# EXERCISE INSTRUCTIONS:
Copy the full set of lines exactly as given.
######
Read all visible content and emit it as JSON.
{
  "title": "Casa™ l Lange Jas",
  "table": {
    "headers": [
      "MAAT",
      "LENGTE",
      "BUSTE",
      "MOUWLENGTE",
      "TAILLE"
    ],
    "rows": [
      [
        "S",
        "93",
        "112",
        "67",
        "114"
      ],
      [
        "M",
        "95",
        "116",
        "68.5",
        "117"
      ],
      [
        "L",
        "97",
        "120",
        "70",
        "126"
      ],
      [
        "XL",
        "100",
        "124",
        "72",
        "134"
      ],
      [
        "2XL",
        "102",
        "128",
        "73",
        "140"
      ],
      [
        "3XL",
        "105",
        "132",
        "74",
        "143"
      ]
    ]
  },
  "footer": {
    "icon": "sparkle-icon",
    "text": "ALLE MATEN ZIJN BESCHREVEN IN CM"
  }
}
######
# THE OUTPUT:
Read all visible content and emit it as JSON.
{
  "title": "Casa™ l Lange Jas",
  "table": {
    "headers": [
      "MAAT",
      "LENGTE",
      "BUSTE",
      "MOUWLENGTE",
      "TAILLE"
    ],
    "rows": [
      [
        "S",
        "93",
        "112",
        "67",
        "114"
      ],
      [
        "M",
        "95",
        "116",
        "68.5",
        "117"
      ],
      [
        "L",
        "97",
        "120",
        "70",
        "126"
      ],
      [
        "XL",
        "100",
        "124",
        "72",
        "134"
      ],
      [
        "2XL",
        "102",
        "128",
        "73",
        "140"
      ],
      [
        "3XL",
        "105",
        "132",
        "74",
        "143"
      ]
    ]
  },
  "footer": {
    "icon": "sparkle-icon",
    "text": "ALLE MATEN ZIJN BESCHREVEN IN CM"
  }
}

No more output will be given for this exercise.